## Challenge
Images are excluded; otherwise, output every record exactly.
■ ■ ■ ■ ■ ■ ■
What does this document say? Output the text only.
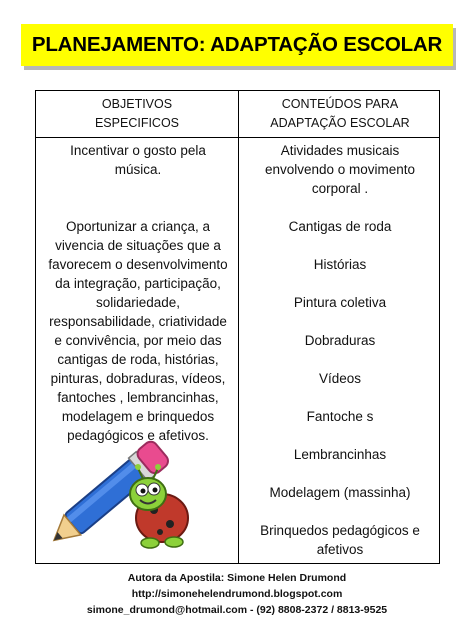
PLANEJAMENTO: ADAPTAÇÃO ESCOLAR
OBJETIVOS
ESPECIFICOS
CONTEÚDOS PARA
ADAPTAÇÃO ESCOLAR
Incentivar o gosto pela
música.
Oportunizar a criança, a
vivencia de situações que a
favorecem o desenvolvimento
da integração, participação,
solidariedade,
responsabilidade, criatividade
e convivência, por meio das
cantigas de roda, histórias,
pinturas, dobraduras, vídeos,
fantoches , lembrancinhas,
modelagem e brinquedos
pedagógicos e afetivos.
Atividades musicais
envolvendo o movimento
corporal .
Cantigas de roda
Histórias
Pintura coletiva
Dobraduras
Vídeos
Fantoche s
Lembrancinhas
Modelagem (massinha)
Brinquedos pedagógicos e
afetivos
Autora da Apostila: Simone Helen Drumond
http://simonehelendrumond.blogspot.com
simone_drumond@hotmail.com - (92) 8808-2372 / 8813-9525
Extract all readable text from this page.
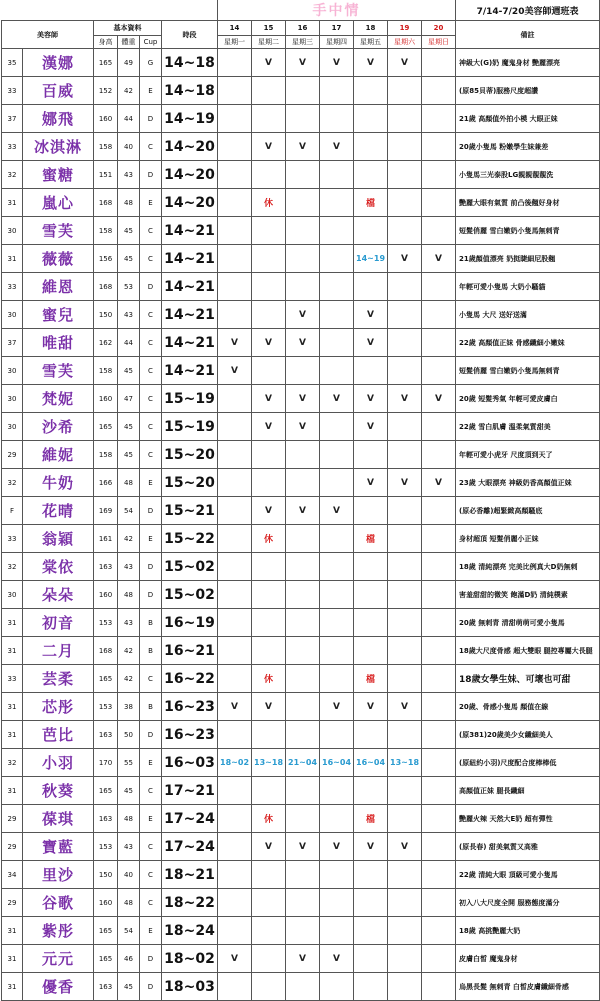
						手中情							7/14-7/20美容師週班表
美容師		基本資料			時段	14	15	16	17	18	19	20	備註
		身高	體重	Cup		星期一	星期二	星期三	星期四	星期五	星期六	星期日	
35	漢娜	165	49	G	14~18		V	V	V	V	V		神級大(G)奶 魔鬼身材 艷麗漂亮
33	百威	152	42	E	14~18								(原85貝蒂)服務尺度超讚
37	娜飛	160	44	D	14~19								21歲 高顏值外拍小模 大眼正妹
33	冰淇淋	158	40	C	14~20		V	V	V				20歲小隻馬 粉嫩學生妹兼差
32	蜜糖	151	43	D	14~20								小隻馬三光泰股LG親親靚靚洗
31	嵐心	168	48	E	14~20		休			檔			艷麗大眼有氣質 前凸後翹好身材
30	雪芙	158	45	C	14~21								短髮俏麗 雪白嫩奶小隻馬無刺青
31	薇薇	156	45	C	14~21					14~19	V	V	21歲顏值漂亮 奶挺睫細尼股翹
33	維恩	168	53	D	14~21								年輕可愛小隻馬 大奶小騷貓
30	蜜兒	150	43	C	14~21			V		V			小隻馬 大尺 送好送滿
37	唯甜	162	44	C	14~21	V	V	V		V			22歲 高顏值正妹 骨感纖細小嫩妹
30	雪芙	158	45	C	14~21	V							短髮俏麗 雪白嫩奶小隻馬無刺青
30	梵妮	160	47	C	15~19		V	V	V	V	V	V	20歲 短髮秀氣 年輕可愛皮膚白
30	沙希	165	45	C	15~19		V	V		V			22歲 雪白肌膚 溫柔氣質甜美
29	維妮	158	45	C	15~20								年輕可愛小虎牙 尺度頂到天了
32	牛奶	166	48	E	15~20					V	V	V	23歲 大眼漂亮 神級奶香高顏值正妹
F	花晴	169	54	D	15~21		V	V	V				(原必香離)超緊緻高顏騷底
33	翁穎	161	42	E	15~22		休			檔			身材超頂 短髮俏麗小正妹
32	棠依	163	43	D	15~02								18歲 清純漂亮 完美比例真大D奶無刺
30	朵朵	160	48	D	15~02								害羞甜甜的微笑 飽滿D奶 清純樸素
31	初音	153	43	B	16~19								20歲 無刺青 清甜萌萌可愛小隻馬
31	二月	168	42	B	16~21								18歲大尺度骨感 超大雙眼 腿控專屬大長腿
33	芸柔	165	42	C	16~22		休			檔			18歲女學生妹、可壞也可甜
31	芯彤	153	38	B	16~23	V	V		V	V	V		20歲、骨感小隻馬 顏值在線
31	芭比	163	50	D	16~23								(原381)20歲美少女纖細美人
32	小羽	170	55	E	16~03	18~02	13~18	21~04	16~04	16~04	13~18		(原紐約小羽)尺度配合度棒棒低
31	秋葵	165	45	C	17~21								高顏值正妹 腿長纖細
29	葆琪	163	48	E	17~24		休			檔			艷麗火辣 天然大E奶 超有彈性
29	寶藍	153	43	C	17~24		V	V	V	V	V		(原長春) 甜美氣質又高雅
34	里沙	150	40	C	18~21								22歲 清純大眼 頂級可愛小隻馬
29	谷歌	160	48	C	18~22								初入八大尺度全開 服務態度滿分
31	紫彤	165	54	E	18~24								18歲 高挑艷麗大奶
31	元元	165	46	D	18~02	V		V	V				皮膚白皙 魔鬼身材
31	優香	163	45	D	18~03								烏黑長髮 無刺青 白皙皮膚纖細骨感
■ ■ ■ ■ ■ ■ ■
## Output for this task
What does this document say? Output the text only.
PLANEJAMENTO: ADAPTAÇÃO ESCOLAR
OBJETIVOS
ESPECIFICOS
CONTEÚDOS PARA
ADAPTAÇÃO ESCOLAR
Incentivar o gosto pela
música.
Oportunizar a criança, a
vivencia de situações que a
favorecem o desenvolvimento
da integração, participação,
solidariedade,
responsabilidade, criatividade
e convivência, por meio das
cantigas de roda, histórias,
pinturas, dobraduras, vídeos,
fantoches , lembrancinhas,
modelagem e brinquedos
pedagógicos e afetivos.
Atividades musicais
envolvendo o movimento
corporal .
Cantigas de roda
Histórias
Pintura coletiva
Dobraduras
Vídeos
Fantoche s
Lembrancinhas
Modelagem (massinha)
Brinquedos pedagógicos e
afetivos
Autora da Apostila: Simone Helen Drumond
http://simonehelendrumond.blogspot.com
simone_drumond@hotmail.com - (92) 8808-2372 / 8813-9525
Extract all readable text from this page.
						手中情							7/14-7/20美容師週班表
美容師		基本資料			時段	14	15	16	17	18	19	20	備註
		身高	體重	Cup		星期一	星期二	星期三	星期四	星期五	星期六	星期日	
35	漢娜	165	49	G	14~18		V	V	V	V	V		神級大(G)奶 魔鬼身材 艷麗漂亮
33	百威	152	42	E	14~18								(原85貝蒂)服務尺度超讚
37	娜飛	160	44	D	14~19								21歲 高顏值外拍小模 大眼正妹
33	冰淇淋	158	40	C	14~20		V	V	V				20歲小隻馬 粉嫩學生妹兼差
32	蜜糖	151	43	D	14~20								小隻馬三光泰股LG親親靚靚洗
31	嵐心	168	48	E	14~20		休			檔			艷麗大眼有氣質 前凸後翹好身材
30	雪芙	158	45	C	14~21								短髮俏麗 雪白嫩奶小隻馬無刺青
31	薇薇	156	45	C	14~21					14~19	V	V	21歲顏值漂亮 奶挺睫細尼股翹
33	維恩	168	53	D	14~21								年輕可愛小隻馬 大奶小騷貓
30	蜜兒	150	43	C	14~21			V		V			小隻馬 大尺 送好送滿
37	唯甜	162	44	C	14~21	V	V	V		V			22歲 高顏值正妹 骨感纖細小嫩妹
30	雪芙	158	45	C	14~21	V							短髮俏麗 雪白嫩奶小隻馬無刺青
30	梵妮	160	47	C	15~19		V	V	V	V	V	V	20歲 短髮秀氣 年輕可愛皮膚白
30	沙希	165	45	C	15~19		V	V		V			22歲 雪白肌膚 溫柔氣質甜美
29	維妮	158	45	C	15~20								年輕可愛小虎牙 尺度頂到天了
32	牛奶	166	48	E	15~20					V	V	V	23歲 大眼漂亮 神級奶香高顏值正妹
F	花晴	169	54	D	15~21		V	V	V				(原必香離)超緊緻高顏騷底
33	翁穎	161	42	E	15~22		休			檔			身材超頂 短髮俏麗小正妹
32	棠依	163	43	D	15~02								18歲 清純漂亮 完美比例真大D奶無刺
30	朵朵	160	48	D	15~02								害羞甜甜的微笑 飽滿D奶 清純樸素
31	初音	153	43	B	16~19								20歲 無刺青 清甜萌萌可愛小隻馬
31	二月	168	42	B	16~21								18歲大尺度骨感 超大雙眼 腿控專屬大長腿
33	芸柔	165	42	C	16~22		休			檔			18歲女學生妹、可壞也可甜
31	芯彤	153	38	B	16~23	V	V		V	V	V		20歲、骨感小隻馬 顏值在線
31	芭比	163	50	D	16~23								(原381)20歲美少女纖細美人
32	小羽	170	55	E	16~03	18~02	13~18	21~04	16~04	16~04	13~18		(原紐約小羽)尺度配合度棒棒低
31	秋葵	165	45	C	17~21								高顏值正妹 腿長纖細
29	葆琪	163	48	E	17~24		休			檔			艷麗火辣 天然大E奶 超有彈性
29	寶藍	153	43	C	17~24		V	V	V	V	V		(原長春) 甜美氣質又高雅
34	里沙	150	40	C	18~21								22歲 清純大眼 頂級可愛小隻馬
29	谷歌	160	48	C	18~22								初入八大尺度全開 服務態度滿分
31	紫彤	165	54	E	18~24								18歲 高挑艷麗大奶
31	元元	165	46	D	18~02	V		V	V				皮膚白皙 魔鬼身材
31	優香	163	45	D	18~03								烏黑長髮 無刺青 白皙皮膚纖細骨感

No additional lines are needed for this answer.